PROMPT -
Across the entries, how many lines have the string "передовых" in them? Reply with only a number.

RECORDS TO USE -
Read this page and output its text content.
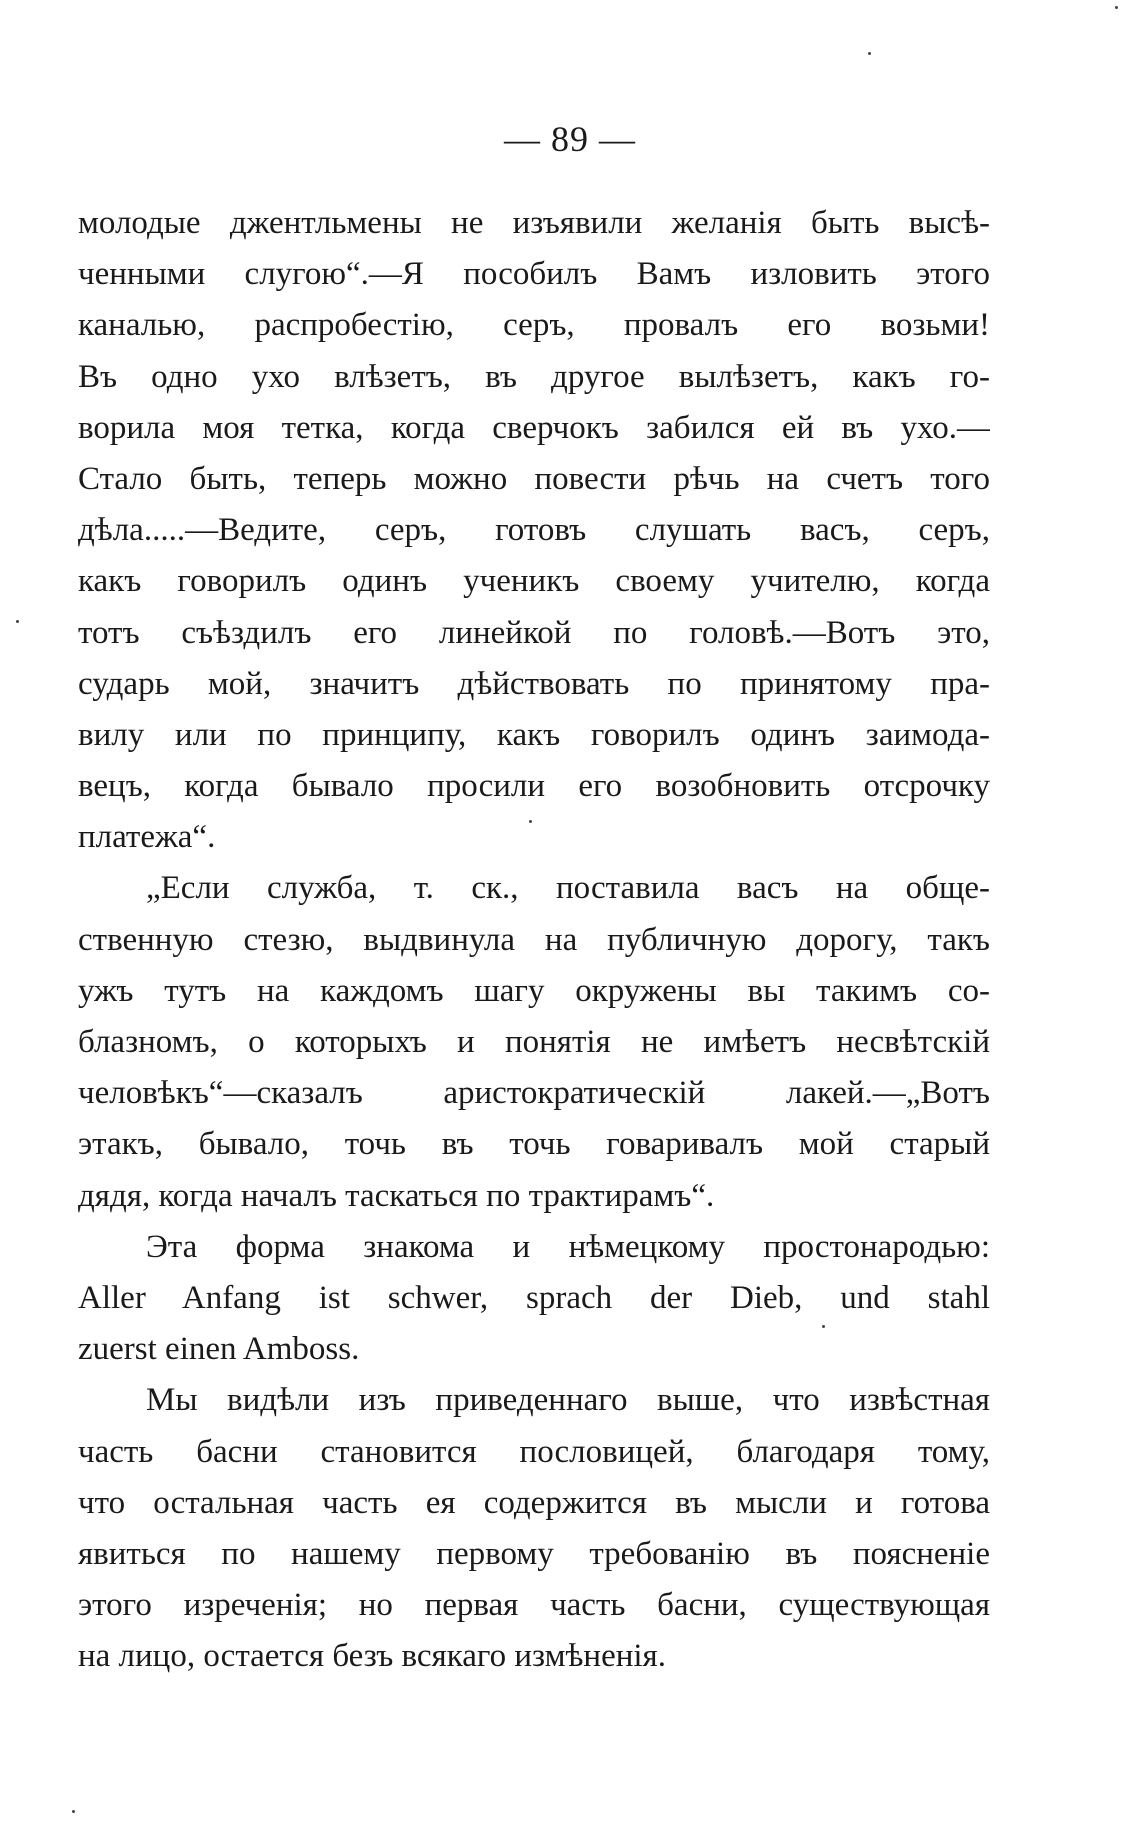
— 89 —
молодые джентльмены не изъявили желанія быть высѣ-
ченными слугою“.—Я пособилъ Вамъ изловить этого
каналью, распробестію, серъ, провалъ его возьми!
Въ одно ухо влѣзетъ, въ другое вылѣзетъ, какъ го-
ворила моя тетка, когда сверчокъ забился ей въ ухо.—
Стало быть, теперь можно повести рѣчь на счетъ того
дѣла.....—Ведите, серъ, готовъ слушать васъ, серъ,
какъ говорилъ одинъ ученикъ своему учителю, когда
тотъ съѣздилъ его линейкой по головѣ.—Вотъ это,
сударь мой, значитъ дѣйствовать по принятому пра-
вилу или по принципу, какъ говорилъ одинъ заимода-
вецъ, когда бывало просили его возобновить отсрочку
платежа“.
„Если служба, т. ск., поставила васъ на обще-
ственную стезю, выдвинула на публичную дорогу, такъ
ужъ тутъ на каждомъ шагу окружены вы такимъ со-
блазномъ, о которыхъ и понятія не имѣетъ несвѣтскій
человѣкъ“—сказалъ аристократическій лакей.—„Вотъ
этакъ, бывало, точь въ точь говаривалъ мой старый
дядя, когда началъ таскаться по трактирамъ“.
Эта форма знакома и нѣмецкому простонародью:
Aller Anfang ist schwer, sprach der Dieb, und stahl
zuerst einen Amboss.
Мы видѣли изъ приведеннаго выше, что извѣстная
часть басни становится пословицей, благодаря тому,
что остальная часть ея содержится въ мысли и готова
явиться по нашему первому требованію въ поясненіе
этого изреченія; но первая часть басни, существующая
на лицо, остается безъ всякаго измѣненія.
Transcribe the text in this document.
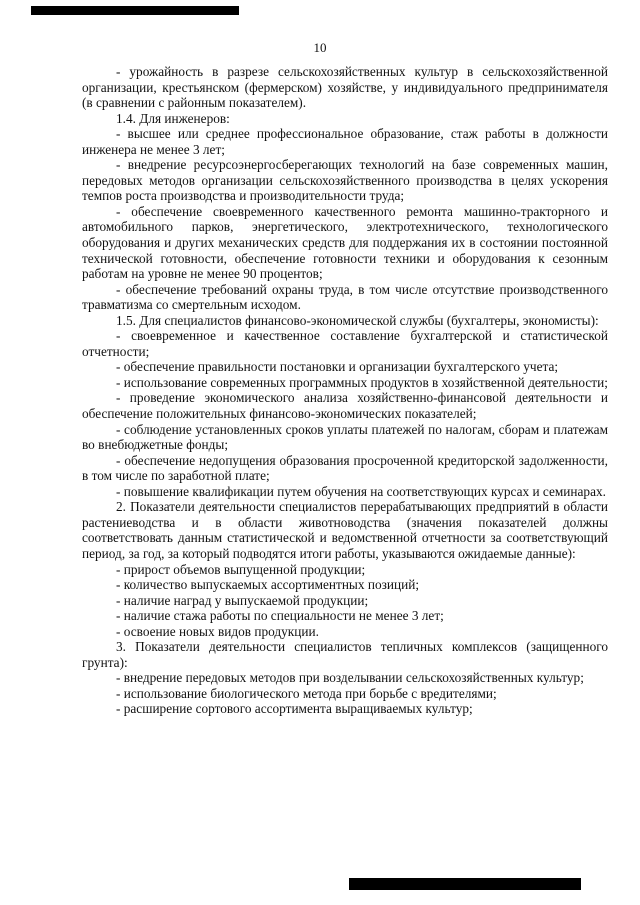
10

- урожайность в разрезе сельскохозяйственных культур в сельскохозяйственной организации, крестьянском (фермерском) хозяйстве, у индивидуального предпринимателя (в сравнении с районным показателем).

1.4. Для инженеров:

- высшее или среднее профессиональное образование, стаж работы в должности инженера не менее 3 лет;

- внедрение ресурсоэнергосберегающих технологий на базе современных машин, передовых методов организации сельскохозяйственного производства в целях ускорения темпов роста производства и производительности труда;

- обеспечение своевременного качественного ремонта машинно-тракторного и автомобильного парков, энергетического, электротехнического, технологического оборудования и других механических средств для поддержания их в состоянии постоянной технической готовности, обеспечение готовности техники и оборудования к сезонным работам на уровне не менее 90 процентов;

- обеспечение требований охраны труда, в том числе отсутствие производственного травматизма со смертельным исходом.

1.5. Для специалистов финансово-экономической службы (бухгалтеры, экономисты):

- своевременное и качественное составление бухгалтерской и статистической отчетности;

- обеспечение правильности постановки и организации бухгалтерского учета;

- использование современных программных продуктов в хозяйственной деятельности;

- проведение экономического анализа хозяйственно-финансовой деятельности и обеспечение положительных финансово-экономических показателей;

- соблюдение установленных сроков уплаты платежей по налогам, сборам и платежам во внебюджетные фонды;

- обеспечение недопущения образования просроченной кредиторской задолженности, в том числе по заработной плате;

- повышение квалификации путем обучения на соответствующих курсах и семинарах.

2. Показатели деятельности специалистов перерабатывающих предприятий в области растениеводства и в области животноводства (значения показателей должны соответствовать данным статистической и ведомственной отчетности за соответствующий период, за год, за который подводятся итоги работы, указываются ожидаемые данные):

- прирост объемов выпущенной продукции;

- количество выпускаемых ассортиментных позиций;

- наличие наград у выпускаемой продукции;

- наличие стажа работы по специальности не менее 3 лет;

- освоение новых видов продукции.

3. Показатели деятельности специалистов тепличных комплексов (защищенного грунта):

- внедрение передовых методов при возделывании сельскохозяйственных культур;

- использование биологического метода при борьбе с вредителями;

- расширение сортового ассортимента выращиваемых культур;
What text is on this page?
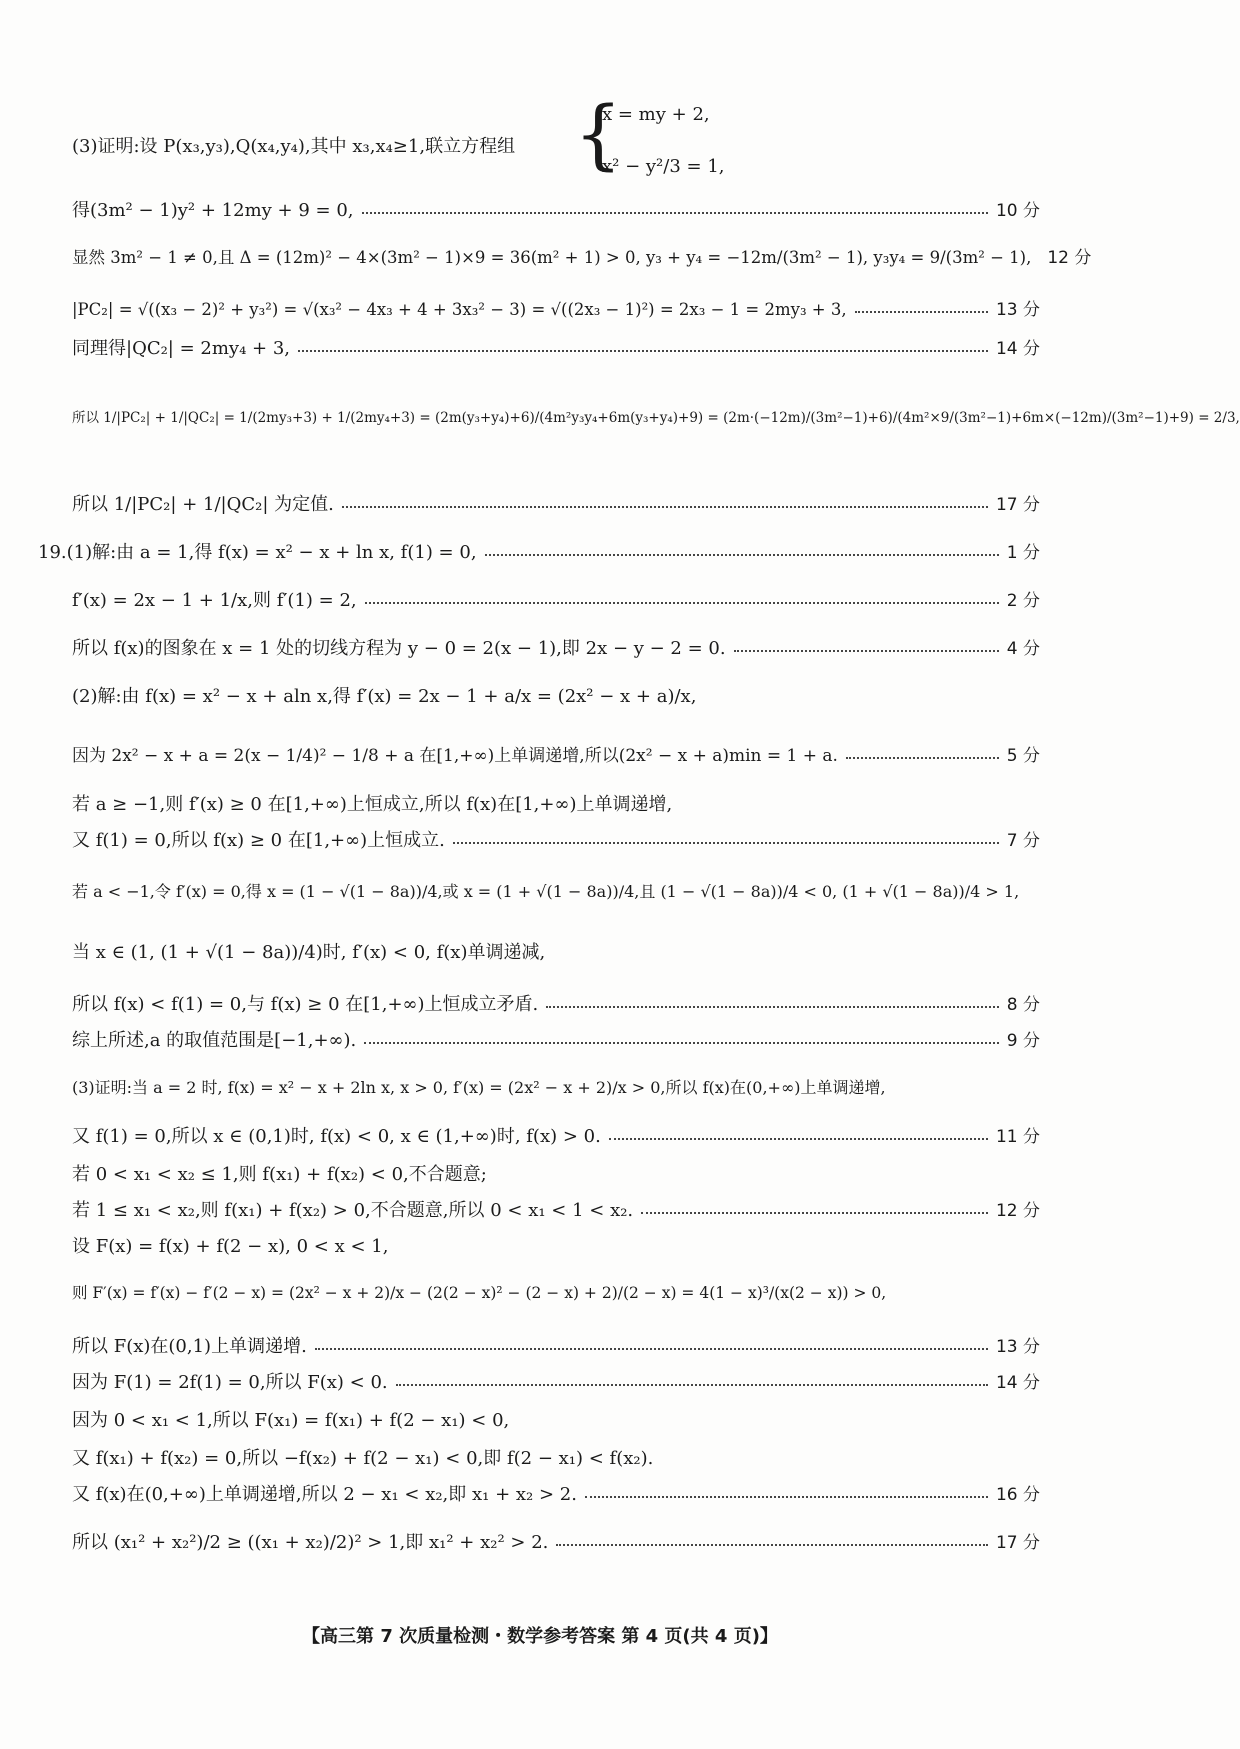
(3)证明:设 P(x₃,y₃),Q(x₄,y₄),其中 x₃,x₄≥1,联立方程组 {
x = my + 2,
x² − y²/3 = 1,
得(3m² − 1)y² + 12my + 9 = 0,	10 分
显然 3m² − 1 ≠ 0,且 Δ = (12m)² − 4×(3m² − 1)×9 = 36(m² + 1) > 0, y₃ + y₄ = −12m/(3m² − 1), y₃y₄ = 9/(3m² − 1), 12 分
|PC₂| = √((x₃ − 2)² + y₃²) = √(x₃² − 4x₃ + 4 + 3x₃² − 3) = √((2x₃ − 1)²) = 2x₃ − 1 = 2my₃ + 3,	13 分
同理得|QC₂| = 2my₄ + 3,	14 分
所以 1/|PC₂| + 1/|QC₂| = 1/(2my₃+3) + 1/(2my₄+3) = (2m(y₃+y₄)+6)/(4m²y₃y₄+6m(y₃+y₄)+9) = (2m·(−12m)/(3m²−1)+6)/(4m²×9/(3m²−1)+6m×(−12m)/(3m²−1)+9) = 2/3,
所以 1/|PC₂| + 1/|QC₂| 为定值.	17 分
19.(1)解:由 a = 1,得 f(x) = x² − x + ln x, f(1) = 0,	1 分
f′(x) = 2x − 1 + 1/x,则 f′(1) = 2,	2 分
所以 f(x)的图象在 x = 1 处的切线方程为 y − 0 = 2(x − 1),即 2x − y − 2 = 0.	4 分
(2)解:由 f(x) = x² − x + aln x,得 f′(x) = 2x − 1 + a/x = (2x² − x + a)/x,
因为 2x² − x + a = 2(x − 1/4)² − 1/8 + a 在[1,+∞)上单调递增,所以(2x² − x + a)min = 1 + a.	5 分
若 a ≥ −1,则 f′(x) ≥ 0 在[1,+∞)上恒成立,所以 f(x)在[1,+∞)上单调递增,
又 f(1) = 0,所以 f(x) ≥ 0 在[1,+∞)上恒成立.	7 分
若 a < −1,令 f′(x) = 0,得 x = (1 − √(1 − 8a))/4,或 x = (1 + √(1 − 8a))/4,且 (1 − √(1 − 8a))/4 < 0, (1 + √(1 − 8a))/4 > 1,
当 x ∈ (1, (1 + √(1 − 8a))/4)时, f′(x) < 0, f(x)单调递减,
所以 f(x) < f(1) = 0,与 f(x) ≥ 0 在[1,+∞)上恒成立矛盾.	8 分
综上所述,a 的取值范围是[−1,+∞).	9 分
(3)证明:当 a = 2 时, f(x) = x² − x + 2ln x, x > 0, f′(x) = (2x² − x + 2)/x > 0,所以 f(x)在(0,+∞)上单调递增,
又 f(1) = 0,所以 x ∈ (0,1)时, f(x) < 0, x ∈ (1,+∞)时, f(x) > 0.	11 分
若 0 < x₁ < x₂ ≤ 1,则 f(x₁) + f(x₂) < 0,不合题意;
若 1 ≤ x₁ < x₂,则 f(x₁) + f(x₂) > 0,不合题意,所以 0 < x₁ < 1 < x₂.	12 分
设 F(x) = f(x) + f(2 − x), 0 < x < 1,
则 F′(x) = f′(x) − f′(2 − x) = (2x² − x + 2)/x − (2(2 − x)² − (2 − x) + 2)/(2 − x) = 4(1 − x)³/(x(2 − x)) > 0,
所以 F(x)在(0,1)上单调递增.	13 分
因为 F(1) = 2f(1) = 0,所以 F(x) < 0.	14 分
因为 0 < x₁ < 1,所以 F(x₁) = f(x₁) + f(2 − x₁) < 0,
又 f(x₁) + f(x₂) = 0,所以 −f(x₂) + f(2 − x₁) < 0,即 f(2 − x₁) < f(x₂).
又 f(x)在(0,+∞)上单调递增,所以 2 − x₁ < x₂,即 x₁ + x₂ > 2.	16 分
所以 (x₁² + x₂²)/2 ≥ ((x₁ + x₂)/2)² > 1,即 x₁² + x₂² > 2.	17 分
【高三第 7 次质量检测・数学参考答案 第 4 页(共 4 页)】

TASK RESULT -
2